Input:
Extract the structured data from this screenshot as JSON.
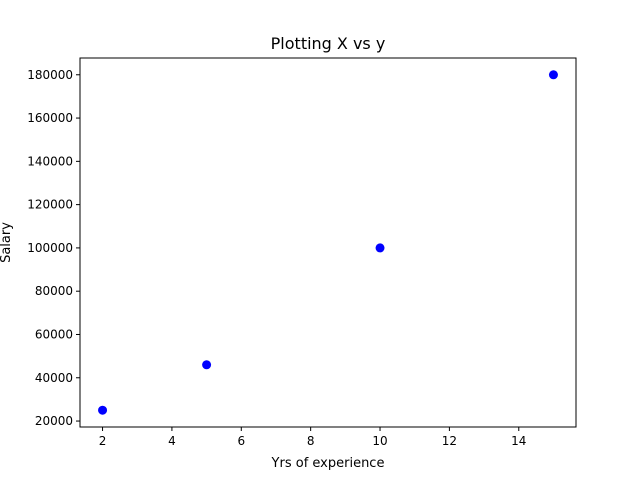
{
  "chart_data": {
    "type": "scatter",
    "title": "Plotting X vs y",
    "xlabel": "Yrs of experience",
    "ylabel": "Salary",
    "xlim": [
      1.35,
      15.65
    ],
    "ylim": [
      17250,
      187750
    ],
    "xticks": [
      2,
      4,
      6,
      8,
      10,
      12,
      14
    ],
    "yticks": [
      20000,
      40000,
      60000,
      80000,
      100000,
      120000,
      140000,
      160000,
      180000
    ],
    "grid": false,
    "legend": false,
    "marker_color": "#0000ff",
    "series": [
      {
        "x": [
          2,
          5,
          10,
          15
        ],
        "y": [
          25000,
          46000,
          100000,
          180000
        ]
      }
    ]
  }
}
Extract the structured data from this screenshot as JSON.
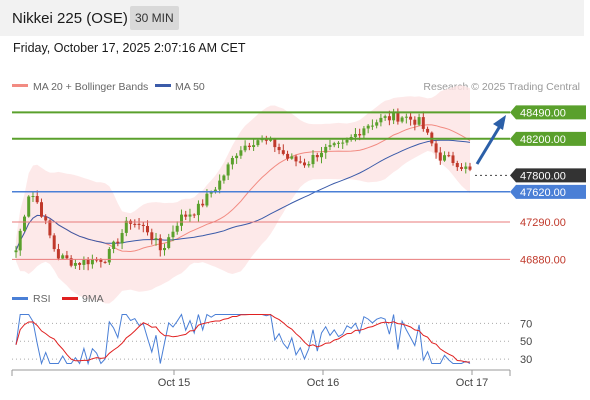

Requirements: Quote every record above exactly, leaving out the pictures.

The response:
Extract the structured data from this screenshot as JSON.
{
  "chart_data": {
    "type": "scatter",
    "title": "Plotting X vs y",
    "xlabel": "Yrs of experience",
    "ylabel": "Salary",
    "xlim": [
      1.35,
      15.65
    ],
    "ylim": [
      17250,
      187750
    ],
    "xticks": [
      2,
      4,
      6,
      8,
      10,
      12,
      14
    ],
    "yticks": [
      20000,
      40000,
      60000,
      80000,
      100000,
      120000,
      140000,
      160000,
      180000
    ],
    "grid": false,
    "legend": false,
    "marker_color": "#0000ff",
    "series": [
      {
        "x": [
          2,
          5,
          10,
          15
        ],
        "y": [
          25000,
          46000,
          100000,
          180000
        ]
      }
    ]
  }
}
Extract the structured data from this screenshot as JSON.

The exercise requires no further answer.